**Problem to solve**
Without the pictures, give the entries below again exactly as written.

## Begin Extracted material

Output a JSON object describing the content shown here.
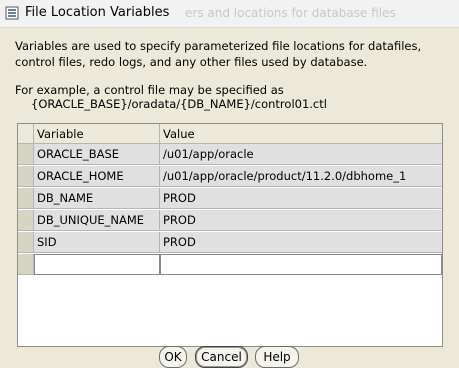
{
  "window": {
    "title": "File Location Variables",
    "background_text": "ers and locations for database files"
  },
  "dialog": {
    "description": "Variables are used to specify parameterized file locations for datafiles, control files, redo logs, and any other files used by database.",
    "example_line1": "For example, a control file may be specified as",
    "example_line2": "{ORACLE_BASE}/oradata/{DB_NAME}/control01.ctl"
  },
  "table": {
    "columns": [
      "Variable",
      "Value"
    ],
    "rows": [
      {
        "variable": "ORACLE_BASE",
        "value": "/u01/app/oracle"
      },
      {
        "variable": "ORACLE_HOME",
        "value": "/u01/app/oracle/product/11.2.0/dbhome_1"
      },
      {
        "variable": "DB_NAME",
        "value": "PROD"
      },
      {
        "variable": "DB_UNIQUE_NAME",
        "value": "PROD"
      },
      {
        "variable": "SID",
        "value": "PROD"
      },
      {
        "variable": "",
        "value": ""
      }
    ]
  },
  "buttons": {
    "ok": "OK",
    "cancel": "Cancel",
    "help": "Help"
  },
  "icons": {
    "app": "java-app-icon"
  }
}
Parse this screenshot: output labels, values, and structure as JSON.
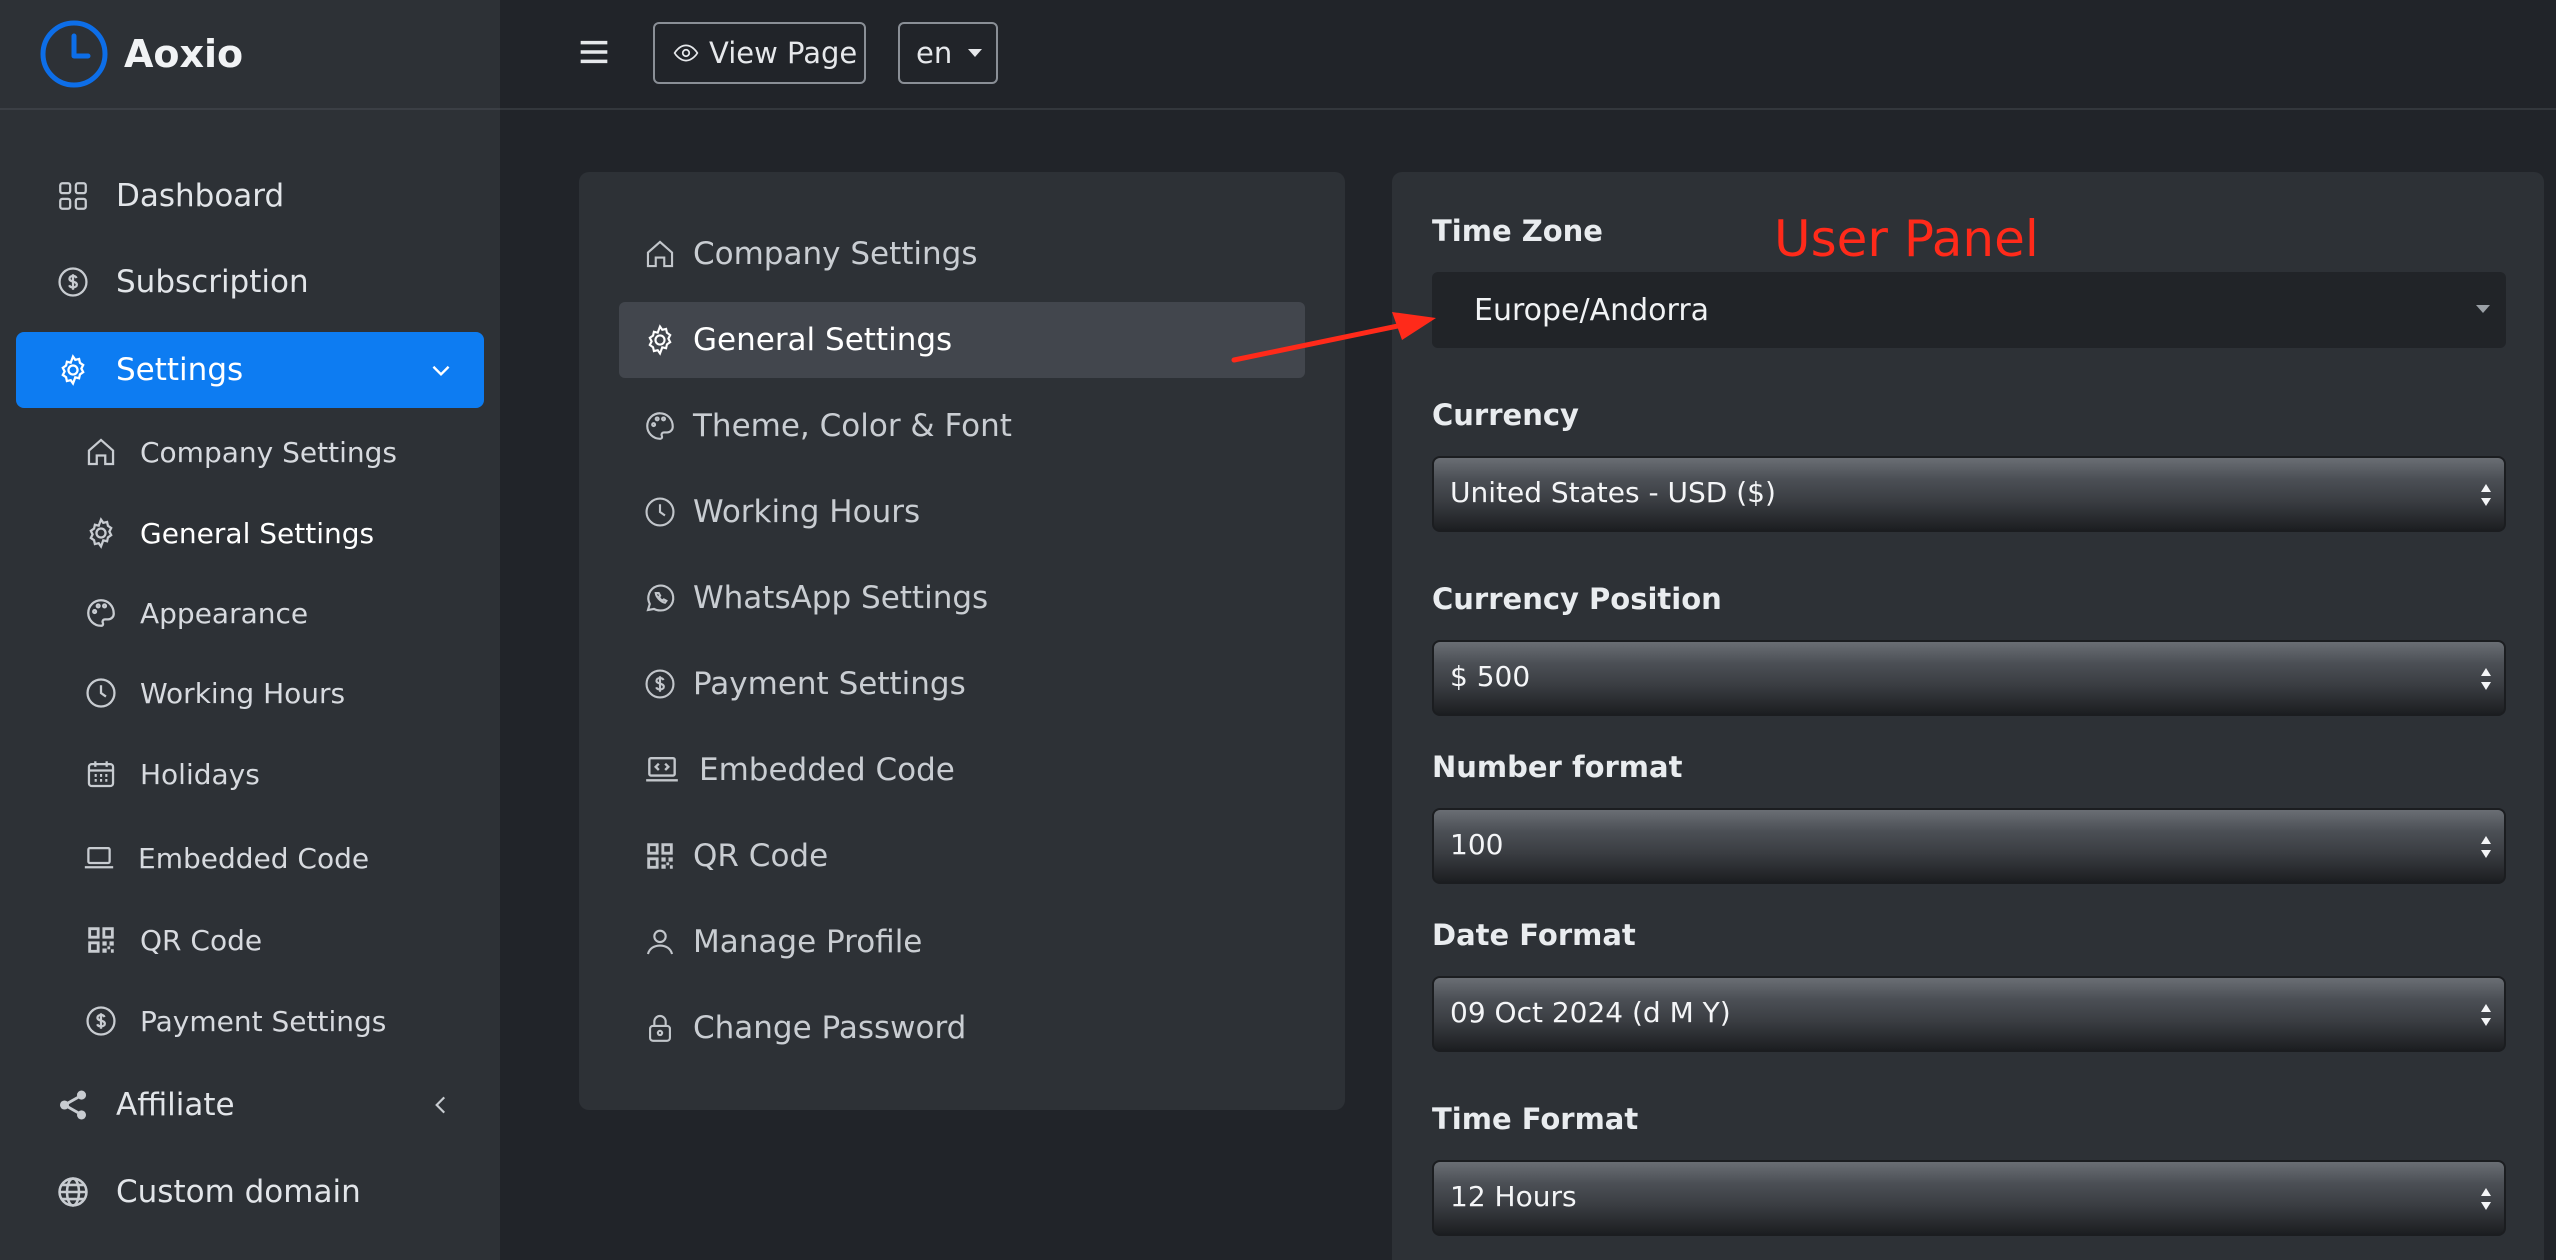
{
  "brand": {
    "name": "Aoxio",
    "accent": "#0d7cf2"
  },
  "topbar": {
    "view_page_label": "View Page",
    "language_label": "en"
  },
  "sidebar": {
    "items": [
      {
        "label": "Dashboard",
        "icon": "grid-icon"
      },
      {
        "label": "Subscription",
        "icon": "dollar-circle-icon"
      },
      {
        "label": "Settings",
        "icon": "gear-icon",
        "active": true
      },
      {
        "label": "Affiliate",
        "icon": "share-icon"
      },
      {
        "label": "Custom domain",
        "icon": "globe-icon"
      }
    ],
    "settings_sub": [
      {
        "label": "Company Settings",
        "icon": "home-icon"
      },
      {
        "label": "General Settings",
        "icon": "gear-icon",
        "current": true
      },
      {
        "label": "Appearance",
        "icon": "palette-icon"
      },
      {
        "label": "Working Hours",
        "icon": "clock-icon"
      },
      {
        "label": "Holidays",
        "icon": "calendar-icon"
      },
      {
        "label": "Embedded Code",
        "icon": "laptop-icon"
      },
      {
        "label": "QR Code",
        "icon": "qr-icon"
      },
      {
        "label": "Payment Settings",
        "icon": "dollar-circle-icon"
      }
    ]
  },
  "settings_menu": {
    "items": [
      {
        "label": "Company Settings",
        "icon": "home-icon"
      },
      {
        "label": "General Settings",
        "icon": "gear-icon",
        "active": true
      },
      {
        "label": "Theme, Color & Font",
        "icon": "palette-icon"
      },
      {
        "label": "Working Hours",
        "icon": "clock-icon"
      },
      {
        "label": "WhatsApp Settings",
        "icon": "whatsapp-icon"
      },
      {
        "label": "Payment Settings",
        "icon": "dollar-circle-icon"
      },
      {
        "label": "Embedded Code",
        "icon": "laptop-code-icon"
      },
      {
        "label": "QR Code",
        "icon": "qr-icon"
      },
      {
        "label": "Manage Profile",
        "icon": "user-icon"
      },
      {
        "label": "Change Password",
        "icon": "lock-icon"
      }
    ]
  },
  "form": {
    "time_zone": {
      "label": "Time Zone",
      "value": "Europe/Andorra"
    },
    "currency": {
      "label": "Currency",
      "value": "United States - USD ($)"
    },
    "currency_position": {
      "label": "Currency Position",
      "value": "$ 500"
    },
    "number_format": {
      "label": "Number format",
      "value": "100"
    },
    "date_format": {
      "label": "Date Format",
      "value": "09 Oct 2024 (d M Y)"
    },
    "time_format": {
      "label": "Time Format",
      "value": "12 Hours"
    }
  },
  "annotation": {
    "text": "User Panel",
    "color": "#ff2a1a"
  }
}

## End Extracted material

**Written response**
Output a JSON object describing the content shown here.
{
  "window": {
    "title": "File Location Variables",
    "background_text": "ers and locations for database files"
  },
  "dialog": {
    "description": "Variables are used to specify parameterized file locations for datafiles, control files, redo logs, and any other files used by database.",
    "example_line1": "For example, a control file may be specified as",
    "example_line2": "{ORACLE_BASE}/oradata/{DB_NAME}/control01.ctl"
  },
  "table": {
    "columns": [
      "Variable",
      "Value"
    ],
    "rows": [
      {
        "variable": "ORACLE_BASE",
        "value": "/u01/app/oracle"
      },
      {
        "variable": "ORACLE_HOME",
        "value": "/u01/app/oracle/product/11.2.0/dbhome_1"
      },
      {
        "variable": "DB_NAME",
        "value": "PROD"
      },
      {
        "variable": "DB_UNIQUE_NAME",
        "value": "PROD"
      },
      {
        "variable": "SID",
        "value": "PROD"
      },
      {
        "variable": "",
        "value": ""
      }
    ]
  },
  "buttons": {
    "ok": "OK",
    "cancel": "Cancel",
    "help": "Help"
  },
  "icons": {
    "app": "java-app-icon"
  }
}
Parse this screenshot: output labels, values, and structure as JSON.
{
  "brand": {
    "name": "Aoxio",
    "accent": "#0d7cf2"
  },
  "topbar": {
    "view_page_label": "View Page",
    "language_label": "en"
  },
  "sidebar": {
    "items": [
      {
        "label": "Dashboard",
        "icon": "grid-icon"
      },
      {
        "label": "Subscription",
        "icon": "dollar-circle-icon"
      },
      {
        "label": "Settings",
        "icon": "gear-icon",
        "active": true
      },
      {
        "label": "Affiliate",
        "icon": "share-icon"
      },
      {
        "label": "Custom domain",
        "icon": "globe-icon"
      }
    ],
    "settings_sub": [
      {
        "label": "Company Settings",
        "icon": "home-icon"
      },
      {
        "label": "General Settings",
        "icon": "gear-icon",
        "current": true
      },
      {
        "label": "Appearance",
        "icon": "palette-icon"
      },
      {
        "label": "Working Hours",
        "icon": "clock-icon"
      },
      {
        "label": "Holidays",
        "icon": "calendar-icon"
      },
      {
        "label": "Embedded Code",
        "icon": "laptop-icon"
      },
      {
        "label": "QR Code",
        "icon": "qr-icon"
      },
      {
        "label": "Payment Settings",
        "icon": "dollar-circle-icon"
      }
    ]
  },
  "settings_menu": {
    "items": [
      {
        "label": "Company Settings",
        "icon": "home-icon"
      },
      {
        "label": "General Settings",
        "icon": "gear-icon",
        "active": true
      },
      {
        "label": "Theme, Color & Font",
        "icon": "palette-icon"
      },
      {
        "label": "Working Hours",
        "icon": "clock-icon"
      },
      {
        "label": "WhatsApp Settings",
        "icon": "whatsapp-icon"
      },
      {
        "label": "Payment Settings",
        "icon": "dollar-circle-icon"
      },
      {
        "label": "Embedded Code",
        "icon": "laptop-code-icon"
      },
      {
        "label": "QR Code",
        "icon": "qr-icon"
      },
      {
        "label": "Manage Profile",
        "icon": "user-icon"
      },
      {
        "label": "Change Password",
        "icon": "lock-icon"
      }
    ]
  },
  "form": {
    "time_zone": {
      "label": "Time Zone",
      "value": "Europe/Andorra"
    },
    "currency": {
      "label": "Currency",
      "value": "United States - USD ($)"
    },
    "currency_position": {
      "label": "Currency Position",
      "value": "$ 500"
    },
    "number_format": {
      "label": "Number format",
      "value": "100"
    },
    "date_format": {
      "label": "Date Format",
      "value": "09 Oct 2024 (d M Y)"
    },
    "time_format": {
      "label": "Time Format",
      "value": "12 Hours"
    }
  },
  "annotation": {
    "text": "User Panel",
    "color": "#ff2a1a"
  }
}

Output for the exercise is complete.